Given task: Below are some records; return each one exactly.

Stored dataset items
● ● ●
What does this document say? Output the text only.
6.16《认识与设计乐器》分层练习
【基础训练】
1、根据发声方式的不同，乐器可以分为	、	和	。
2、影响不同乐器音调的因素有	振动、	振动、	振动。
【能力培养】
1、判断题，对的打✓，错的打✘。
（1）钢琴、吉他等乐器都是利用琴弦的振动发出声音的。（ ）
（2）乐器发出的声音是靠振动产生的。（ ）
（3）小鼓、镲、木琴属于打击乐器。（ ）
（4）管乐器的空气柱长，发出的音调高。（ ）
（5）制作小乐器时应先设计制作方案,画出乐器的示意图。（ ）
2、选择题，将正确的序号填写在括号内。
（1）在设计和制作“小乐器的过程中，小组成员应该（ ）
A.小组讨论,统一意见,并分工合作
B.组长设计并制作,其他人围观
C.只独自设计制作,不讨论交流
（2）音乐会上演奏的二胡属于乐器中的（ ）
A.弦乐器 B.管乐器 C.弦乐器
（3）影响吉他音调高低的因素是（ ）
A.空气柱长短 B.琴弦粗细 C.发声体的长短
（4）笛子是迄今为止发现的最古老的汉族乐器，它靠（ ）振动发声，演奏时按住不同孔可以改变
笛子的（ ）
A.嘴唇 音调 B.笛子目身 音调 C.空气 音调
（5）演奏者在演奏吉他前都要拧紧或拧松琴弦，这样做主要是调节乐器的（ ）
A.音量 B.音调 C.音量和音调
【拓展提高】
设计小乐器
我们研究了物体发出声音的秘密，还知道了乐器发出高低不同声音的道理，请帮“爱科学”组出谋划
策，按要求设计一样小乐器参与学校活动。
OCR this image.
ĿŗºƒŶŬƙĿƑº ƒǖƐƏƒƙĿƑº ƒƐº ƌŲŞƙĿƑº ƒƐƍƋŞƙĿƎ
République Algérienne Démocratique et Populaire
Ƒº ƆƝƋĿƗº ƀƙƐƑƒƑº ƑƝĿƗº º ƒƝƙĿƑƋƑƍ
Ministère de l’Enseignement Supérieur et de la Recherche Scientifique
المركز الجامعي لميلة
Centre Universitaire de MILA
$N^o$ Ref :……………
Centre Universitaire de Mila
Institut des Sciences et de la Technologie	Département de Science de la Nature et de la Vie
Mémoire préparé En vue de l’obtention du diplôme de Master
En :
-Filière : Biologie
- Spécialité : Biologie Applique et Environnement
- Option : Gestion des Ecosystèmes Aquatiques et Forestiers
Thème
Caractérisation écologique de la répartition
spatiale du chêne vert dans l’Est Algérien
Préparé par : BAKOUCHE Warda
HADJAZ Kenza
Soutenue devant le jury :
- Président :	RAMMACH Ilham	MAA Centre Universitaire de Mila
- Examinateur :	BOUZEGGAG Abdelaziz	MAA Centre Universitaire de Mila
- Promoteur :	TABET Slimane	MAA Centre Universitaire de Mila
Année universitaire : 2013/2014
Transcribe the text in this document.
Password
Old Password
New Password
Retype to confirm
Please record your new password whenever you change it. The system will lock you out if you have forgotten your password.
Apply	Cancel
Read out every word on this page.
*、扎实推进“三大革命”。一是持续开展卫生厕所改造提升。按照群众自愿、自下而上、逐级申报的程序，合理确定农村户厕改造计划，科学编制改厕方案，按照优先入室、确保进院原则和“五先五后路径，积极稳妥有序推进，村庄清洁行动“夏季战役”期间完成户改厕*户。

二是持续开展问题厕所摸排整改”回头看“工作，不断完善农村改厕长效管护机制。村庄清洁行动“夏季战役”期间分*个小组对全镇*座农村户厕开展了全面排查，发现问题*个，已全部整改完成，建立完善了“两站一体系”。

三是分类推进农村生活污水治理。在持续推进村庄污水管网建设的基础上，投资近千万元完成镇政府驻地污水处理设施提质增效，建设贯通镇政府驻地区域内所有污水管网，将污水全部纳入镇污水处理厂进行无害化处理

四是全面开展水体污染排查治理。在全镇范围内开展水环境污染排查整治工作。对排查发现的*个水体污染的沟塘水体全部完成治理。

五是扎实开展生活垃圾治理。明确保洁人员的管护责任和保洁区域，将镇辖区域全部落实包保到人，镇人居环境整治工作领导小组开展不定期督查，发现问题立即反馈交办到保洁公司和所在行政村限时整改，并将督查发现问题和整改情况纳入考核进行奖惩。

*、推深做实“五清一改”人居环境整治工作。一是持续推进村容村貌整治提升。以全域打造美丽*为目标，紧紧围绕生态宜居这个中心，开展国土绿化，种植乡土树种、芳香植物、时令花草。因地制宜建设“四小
● ● ●
The answer:
What does this document say? Output the text only.
6.16《认识与设计乐器》分层练习
【基础训练】
1、根据发声方式的不同，乐器可以分为	、	和	。
2、影响不同乐器音调的因素有	振动、	振动、	振动。
【能力培养】
1、判断题，对的打✓，错的打✘。
（1）钢琴、吉他等乐器都是利用琴弦的振动发出声音的。（ ）
（2）乐器发出的声音是靠振动产生的。（ ）
（3）小鼓、镲、木琴属于打击乐器。（ ）
（4）管乐器的空气柱长，发出的音调高。（ ）
（5）制作小乐器时应先设计制作方案,画出乐器的示意图。（ ）
2、选择题，将正确的序号填写在括号内。
（1）在设计和制作“小乐器的过程中，小组成员应该（ ）
A.小组讨论,统一意见,并分工合作
B.组长设计并制作,其他人围观
C.只独自设计制作,不讨论交流
（2）音乐会上演奏的二胡属于乐器中的（ ）
A.弦乐器 B.管乐器 C.弦乐器
（3）影响吉他音调高低的因素是（ ）
A.空气柱长短 B.琴弦粗细 C.发声体的长短
（4）笛子是迄今为止发现的最古老的汉族乐器，它靠（ ）振动发声，演奏时按住不同孔可以改变
笛子的（ ）
A.嘴唇 音调 B.笛子目身 音调 C.空气 音调
（5）演奏者在演奏吉他前都要拧紧或拧松琴弦，这样做主要是调节乐器的（ ）
A.音量 B.音调 C.音量和音调
【拓展提高】
设计小乐器
我们研究了物体发出声音的秘密，还知道了乐器发出高低不同声音的道理，请帮“爱科学”组出谋划
策，按要求设计一样小乐器参与学校活动。
OCR this image.
ĿŗºƒŶŬƙĿƑº ƒǖƐƏƒƙĿƑº ƒƐº ƌŲŞƙĿƑº ƒƐƍƋŞƙĿƎ
République Algérienne Démocratique et Populaire
Ƒº ƆƝƋĿƗº ƀƙƐƑƒƑº ƑƝĿƗº º ƒƝƙĿƑƋƑƍ
Ministère de l’Enseignement Supérieur et de la Recherche Scientifique
المركز الجامعي لميلة
Centre Universitaire de MILA
$N^o$ Ref :……………
Centre Universitaire de Mila
Institut des Sciences et de la Technologie	Département de Science de la Nature et de la Vie
Mémoire préparé En vue de l’obtention du diplôme de Master
En :
-Filière : Biologie
- Spécialité : Biologie Applique et Environnement
- Option : Gestion des Ecosystèmes Aquatiques et Forestiers
Thème
Caractérisation écologique de la répartition
spatiale du chêne vert dans l’Est Algérien
Préparé par : BAKOUCHE Warda
HADJAZ Kenza
Soutenue devant le jury :
- Président :	RAMMACH Ilham	MAA Centre Universitaire de Mila
- Examinateur :	BOUZEGGAG Abdelaziz	MAA Centre Universitaire de Mila
- Promoteur :	TABET Slimane	MAA Centre Universitaire de Mila
Année universitaire : 2013/2014
Transcribe the text in this document.
Password
Old Password
New Password
Retype to confirm
Please record your new password whenever you change it. The system will lock you out if you have forgotten your password.
Apply	Cancel
Read out every word on this page.
*、扎实推进“三大革命”。一是持续开展卫生厕所改造提升。按照群众自愿、自下而上、逐级申报的程序，合理确定农村户厕改造计划，科学编制改厕方案，按照优先入室、确保进院原则和“五先五后路径，积极稳妥有序推进，村庄清洁行动“夏季战役”期间完成户改厕*户。

二是持续开展问题厕所摸排整改”回头看“工作，不断完善农村改厕长效管护机制。村庄清洁行动“夏季战役”期间分*个小组对全镇*座农村户厕开展了全面排查，发现问题*个，已全部整改完成，建立完善了“两站一体系”。

三是分类推进农村生活污水治理。在持续推进村庄污水管网建设的基础上，投资近千万元完成镇政府驻地污水处理设施提质增效，建设贯通镇政府驻地区域内所有污水管网，将污水全部纳入镇污水处理厂进行无害化处理

四是全面开展水体污染排查治理。在全镇范围内开展水环境污染排查整治工作。对排查发现的*个水体污染的沟塘水体全部完成治理。

五是扎实开展生活垃圾治理。明确保洁人员的管护责任和保洁区域，将镇辖区域全部落实包保到人，镇人居环境整治工作领导小组开展不定期督查，发现问题立即反馈交办到保洁公司和所在行政村限时整改，并将督查发现问题和整改情况纳入考核进行奖惩。

*、推深做实“五清一改”人居环境整治工作。一是持续推进村容村貌整治提升。以全域打造美丽*为目标，紧紧围绕生态宜居这个中心，开展国土绿化，种植乡土树种、芳香植物、时令花草。因地制宜建设“四小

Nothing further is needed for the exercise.